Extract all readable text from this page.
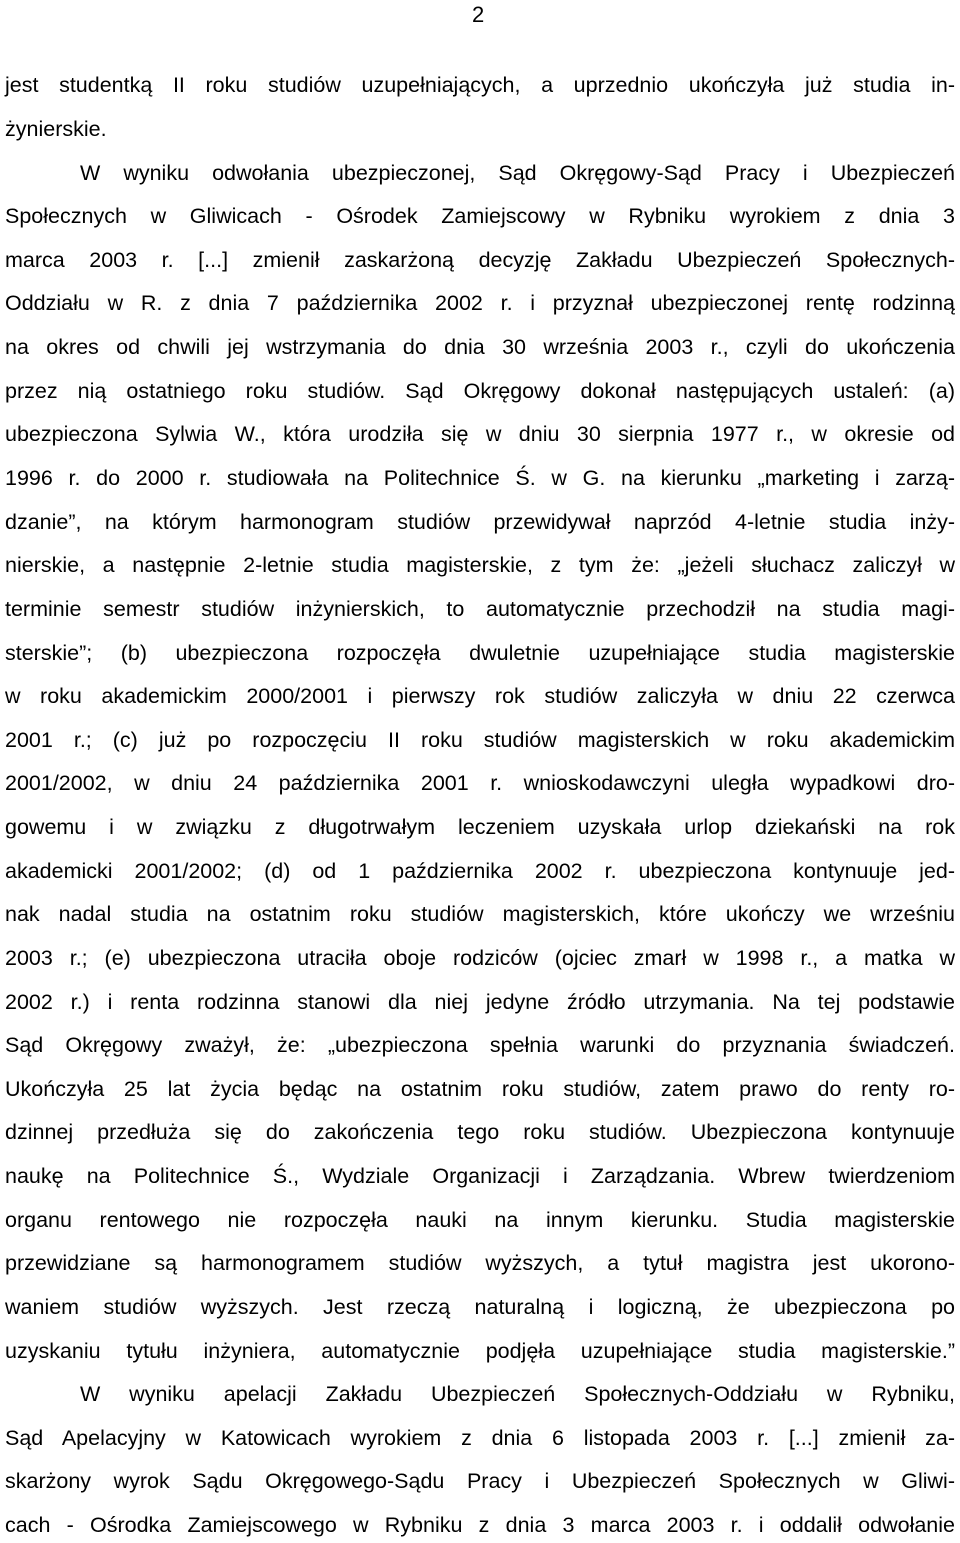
2
jest studentką II roku studiów uzupełniających, a uprzednio ukończyła już studia in-
żynierskie.
W wyniku odwołania ubezpieczonej, Sąd Okręgowy-Sąd Pracy i Ubezpieczeń
Społecznych w Gliwicach - Ośrodek Zamiejscowy w Rybniku wyrokiem z dnia 3
marca 2003 r. [...] zmienił zaskarżoną decyzję Zakładu Ubezpieczeń Społecznych-
Oddziału w R. z dnia 7 października 2002 r. i przyznał ubezpieczonej rentę rodzinną
na okres od chwili jej wstrzymania do dnia 30 września 2003 r., czyli do ukończenia
przez nią ostatniego roku studiów. Sąd Okręgowy dokonał następujących ustaleń: (a)
ubezpieczona Sylwia W., która urodziła się w dniu 30 sierpnia 1977 r., w okresie od
1996 r. do 2000 r. studiowała na Politechnice Ś. w G. na kierunku „marketing i zarzą-
dzanie”, na którym harmonogram studiów przewidywał naprzód 4-letnie studia inży-
nierskie, a następnie 2-letnie studia magisterskie, z tym że: „jeżeli słuchacz zaliczył w
terminie semestr studiów inżynierskich, to automatycznie przechodził na studia magi-
sterskie”; (b) ubezpieczona rozpoczęła dwuletnie uzupełniające studia magisterskie
w roku akademickim 2000/2001 i pierwszy rok studiów zaliczyła w dniu 22 czerwca
2001 r.; (c) już po rozpoczęciu II roku studiów magisterskich w roku akademickim
2001/2002, w dniu 24 października 2001 r. wnioskodawczyni uległa wypadkowi dro-
gowemu i w związku z długotrwałym leczeniem uzyskała urlop dziekański na rok
akademicki 2001/2002; (d) od 1 października 2002 r. ubezpieczona kontynuuje jed-
nak nadal studia na ostatnim roku studiów magisterskich, które ukończy we wrześniu
2003 r.; (e) ubezpieczona utraciła oboje rodziców (ojciec zmarł w 1998 r., a matka w
2002 r.) i renta rodzinna stanowi dla niej jedyne źródło utrzymania. Na tej podstawie
Sąd Okręgowy zważył, że: „ubezpieczona spełnia warunki do przyznania świadczeń.
Ukończyła 25 lat życia będąc na ostatnim roku studiów, zatem prawo do renty ro-
dzinnej przedłuża się do zakończenia tego roku studiów. Ubezpieczona kontynuuje
naukę na Politechnice Ś., Wydziale Organizacji i Zarządzania. Wbrew twierdzeniom
organu rentowego nie rozpoczęła nauki na innym kierunku. Studia magisterskie
przewidziane są harmonogramem studiów wyższych, a tytuł magistra jest ukorono-
waniem studiów wyższych. Jest rzeczą naturalną i logiczną, że ubezpieczona po
uzyskaniu tytułu inżyniera, automatycznie podjęła uzupełniające studia magisterskie.”
W wyniku apelacji Zakładu Ubezpieczeń Społecznych-Oddziału w Rybniku,
Sąd Apelacyjny w Katowicach wyrokiem z dnia 6 listopada 2003 r. [...] zmienił za-
skarżony wyrok Sądu Okręgowego-Sądu Pracy i Ubezpieczeń Społecznych w Gliwi-
cach - Ośrodka Zamiejscowego w Rybniku z dnia 3 marca 2003 r. i oddalił odwołanie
━━━━━━━━━━━━━━━━━━━━━━━━━━━━━━
### DIRECTIONS FOR THIS TASK
Pictures in the records above are not copied; print everything else exactly.

### OUTPUT OF THE EXERCISE
Extract all readable text from this page.
2
jest studentką II roku studiów uzupełniających, a uprzednio ukończyła już studia in-
żynierskie.
W wyniku odwołania ubezpieczonej, Sąd Okręgowy-Sąd Pracy i Ubezpieczeń
Społecznych w Gliwicach - Ośrodek Zamiejscowy w Rybniku wyrokiem z dnia 3
marca 2003 r. [...] zmienił zaskarżoną decyzję Zakładu Ubezpieczeń Społecznych-
Oddziału w R. z dnia 7 października 2002 r. i przyznał ubezpieczonej rentę rodzinną
na okres od chwili jej wstrzymania do dnia 30 września 2003 r., czyli do ukończenia
przez nią ostatniego roku studiów. Sąd Okręgowy dokonał następujących ustaleń: (a)
ubezpieczona Sylwia W., która urodziła się w dniu 30 sierpnia 1977 r., w okresie od
1996 r. do 2000 r. studiowała na Politechnice Ś. w G. na kierunku „marketing i zarzą-
dzanie”, na którym harmonogram studiów przewidywał naprzód 4-letnie studia inży-
nierskie, a następnie 2-letnie studia magisterskie, z tym że: „jeżeli słuchacz zaliczył w
terminie semestr studiów inżynierskich, to automatycznie przechodził na studia magi-
sterskie”; (b) ubezpieczona rozpoczęła dwuletnie uzupełniające studia magisterskie
w roku akademickim 2000/2001 i pierwszy rok studiów zaliczyła w dniu 22 czerwca
2001 r.; (c) już po rozpoczęciu II roku studiów magisterskich w roku akademickim
2001/2002, w dniu 24 października 2001 r. wnioskodawczyni uległa wypadkowi dro-
gowemu i w związku z długotrwałym leczeniem uzyskała urlop dziekański na rok
akademicki 2001/2002; (d) od 1 października 2002 r. ubezpieczona kontynuuje jed-
nak nadal studia na ostatnim roku studiów magisterskich, które ukończy we wrześniu
2003 r.; (e) ubezpieczona utraciła oboje rodziców (ojciec zmarł w 1998 r., a matka w
2002 r.) i renta rodzinna stanowi dla niej jedyne źródło utrzymania. Na tej podstawie
Sąd Okręgowy zważył, że: „ubezpieczona spełnia warunki do przyznania świadczeń.
Ukończyła 25 lat życia będąc na ostatnim roku studiów, zatem prawo do renty ro-
dzinnej przedłuża się do zakończenia tego roku studiów. Ubezpieczona kontynuuje
naukę na Politechnice Ś., Wydziale Organizacji i Zarządzania. Wbrew twierdzeniom
organu rentowego nie rozpoczęła nauki na innym kierunku. Studia magisterskie
przewidziane są harmonogramem studiów wyższych, a tytuł magistra jest ukorono-
waniem studiów wyższych. Jest rzeczą naturalną i logiczną, że ubezpieczona po
uzyskaniu tytułu inżyniera, automatycznie podjęła uzupełniające studia magisterskie.”
W wyniku apelacji Zakładu Ubezpieczeń Społecznych-Oddziału w Rybniku,
Sąd Apelacyjny w Katowicach wyrokiem z dnia 6 listopada 2003 r. [...] zmienił za-
skarżony wyrok Sądu Okręgowego-Sądu Pracy i Ubezpieczeń Społecznych w Gliwi-
cach - Ośrodka Zamiejscowego w Rybniku z dnia 3 marca 2003 r. i oddalił odwołanie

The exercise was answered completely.